Repeat the listing in full, preserving every character.
===== Data in this exercise =====
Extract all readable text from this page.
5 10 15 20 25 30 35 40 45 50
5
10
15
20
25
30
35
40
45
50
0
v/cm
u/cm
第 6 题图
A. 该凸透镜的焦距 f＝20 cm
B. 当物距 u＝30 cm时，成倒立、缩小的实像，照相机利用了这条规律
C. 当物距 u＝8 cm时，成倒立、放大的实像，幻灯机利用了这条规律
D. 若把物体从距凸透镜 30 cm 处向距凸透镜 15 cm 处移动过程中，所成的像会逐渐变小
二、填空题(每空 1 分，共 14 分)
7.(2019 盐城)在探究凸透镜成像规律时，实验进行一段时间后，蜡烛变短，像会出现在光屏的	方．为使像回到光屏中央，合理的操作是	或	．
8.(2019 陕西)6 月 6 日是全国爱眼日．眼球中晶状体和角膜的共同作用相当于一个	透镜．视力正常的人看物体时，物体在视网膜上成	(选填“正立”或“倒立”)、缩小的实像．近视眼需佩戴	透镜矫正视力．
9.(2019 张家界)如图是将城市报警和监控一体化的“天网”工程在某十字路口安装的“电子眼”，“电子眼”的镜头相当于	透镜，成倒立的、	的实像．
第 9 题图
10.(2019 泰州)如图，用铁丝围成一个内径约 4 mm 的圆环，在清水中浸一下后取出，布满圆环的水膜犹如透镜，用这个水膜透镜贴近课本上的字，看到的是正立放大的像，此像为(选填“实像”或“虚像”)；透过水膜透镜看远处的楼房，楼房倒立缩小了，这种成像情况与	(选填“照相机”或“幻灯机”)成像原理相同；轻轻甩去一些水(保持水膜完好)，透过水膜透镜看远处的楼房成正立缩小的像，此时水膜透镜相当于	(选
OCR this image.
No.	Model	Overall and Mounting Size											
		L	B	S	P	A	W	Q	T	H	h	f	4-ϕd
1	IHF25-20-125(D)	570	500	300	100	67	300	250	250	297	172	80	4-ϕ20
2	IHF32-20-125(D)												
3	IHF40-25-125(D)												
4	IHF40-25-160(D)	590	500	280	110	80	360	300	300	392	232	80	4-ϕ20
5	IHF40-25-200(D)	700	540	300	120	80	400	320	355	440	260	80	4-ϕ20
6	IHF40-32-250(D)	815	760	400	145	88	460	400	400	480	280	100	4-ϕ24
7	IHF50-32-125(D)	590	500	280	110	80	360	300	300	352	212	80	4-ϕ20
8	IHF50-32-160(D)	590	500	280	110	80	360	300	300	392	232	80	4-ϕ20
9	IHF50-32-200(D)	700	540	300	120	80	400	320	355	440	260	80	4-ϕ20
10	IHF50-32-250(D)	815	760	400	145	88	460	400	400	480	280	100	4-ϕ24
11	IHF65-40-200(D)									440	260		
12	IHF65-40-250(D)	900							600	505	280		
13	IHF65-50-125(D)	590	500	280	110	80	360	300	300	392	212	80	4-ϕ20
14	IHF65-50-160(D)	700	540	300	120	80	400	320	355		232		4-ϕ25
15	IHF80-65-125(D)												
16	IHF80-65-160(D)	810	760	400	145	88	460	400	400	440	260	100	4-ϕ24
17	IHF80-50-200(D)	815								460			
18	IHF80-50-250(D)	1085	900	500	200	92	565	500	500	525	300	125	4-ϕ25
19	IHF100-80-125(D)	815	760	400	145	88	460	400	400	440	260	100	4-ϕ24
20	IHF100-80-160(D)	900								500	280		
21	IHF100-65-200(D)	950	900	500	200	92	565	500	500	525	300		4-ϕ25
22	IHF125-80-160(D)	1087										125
=====
• [Exercise output]:
Extract all readable text from this page.
5 10 15 20 25 30 35 40 45 50
5
10
15
20
25
30
35
40
45
50
0
v/cm
u/cm
第 6 题图
A. 该凸透镜的焦距 f＝20 cm
B. 当物距 u＝30 cm时，成倒立、缩小的实像，照相机利用了这条规律
C. 当物距 u＝8 cm时，成倒立、放大的实像，幻灯机利用了这条规律
D. 若把物体从距凸透镜 30 cm 处向距凸透镜 15 cm 处移动过程中，所成的像会逐渐变小
二、填空题(每空 1 分，共 14 分)
7.(2019 盐城)在探究凸透镜成像规律时，实验进行一段时间后，蜡烛变短，像会出现在光屏的	方．为使像回到光屏中央，合理的操作是	或	．
8.(2019 陕西)6 月 6 日是全国爱眼日．眼球中晶状体和角膜的共同作用相当于一个	透镜．视力正常的人看物体时，物体在视网膜上成	(选填“正立”或“倒立”)、缩小的实像．近视眼需佩戴	透镜矫正视力．
9.(2019 张家界)如图是将城市报警和监控一体化的“天网”工程在某十字路口安装的“电子眼”，“电子眼”的镜头相当于	透镜，成倒立的、	的实像．
第 9 题图
10.(2019 泰州)如图，用铁丝围成一个内径约 4 mm 的圆环，在清水中浸一下后取出，布满圆环的水膜犹如透镜，用这个水膜透镜贴近课本上的字，看到的是正立放大的像，此像为(选填“实像”或“虚像”)；透过水膜透镜看远处的楼房，楼房倒立缩小了，这种成像情况与	(选填“照相机”或“幻灯机”)成像原理相同；轻轻甩去一些水(保持水膜完好)，透过水膜透镜看远处的楼房成正立缩小的像，此时水膜透镜相当于	(选
OCR this image.
No.	Model	Overall and Mounting Size											
		L	B	S	P	A	W	Q	T	H	h	f	4-ϕd
1	IHF25-20-125(D)	570	500	300	100	67	300	250	250	297	172	80	4-ϕ20
2	IHF32-20-125(D)												
3	IHF40-25-125(D)												
4	IHF40-25-160(D)	590	500	280	110	80	360	300	300	392	232	80	4-ϕ20
5	IHF40-25-200(D)	700	540	300	120	80	400	320	355	440	260	80	4-ϕ20
6	IHF40-32-250(D)	815	760	400	145	88	460	400	400	480	280	100	4-ϕ24
7	IHF50-32-125(D)	590	500	280	110	80	360	300	300	352	212	80	4-ϕ20
8	IHF50-32-160(D)	590	500	280	110	80	360	300	300	392	232	80	4-ϕ20
9	IHF50-32-200(D)	700	540	300	120	80	400	320	355	440	260	80	4-ϕ20
10	IHF50-32-250(D)	815	760	400	145	88	460	400	400	480	280	100	4-ϕ24
11	IHF65-40-200(D)									440	260		
12	IHF65-40-250(D)	900							600	505	280		
13	IHF65-50-125(D)	590	500	280	110	80	360	300	300	392	212	80	4-ϕ20
14	IHF65-50-160(D)	700	540	300	120	80	400	320	355		232		4-ϕ25
15	IHF80-65-125(D)												
16	IHF80-65-160(D)	810	760	400	145	88	460	400	400	440	260	100	4-ϕ24
17	IHF80-50-200(D)	815								460			
18	IHF80-50-250(D)	1085	900	500	200	92	565	500	500	525	300	125	4-ϕ25
19	IHF100-80-125(D)	815	760	400	145	88	460	400	400	440	260	100	4-ϕ24
20	IHF100-80-160(D)	900								500	280		
21	IHF100-65-200(D)	950	900	500	200	92	565	500	500	525	300		4-ϕ25
22	IHF125-80-160(D)	1087										125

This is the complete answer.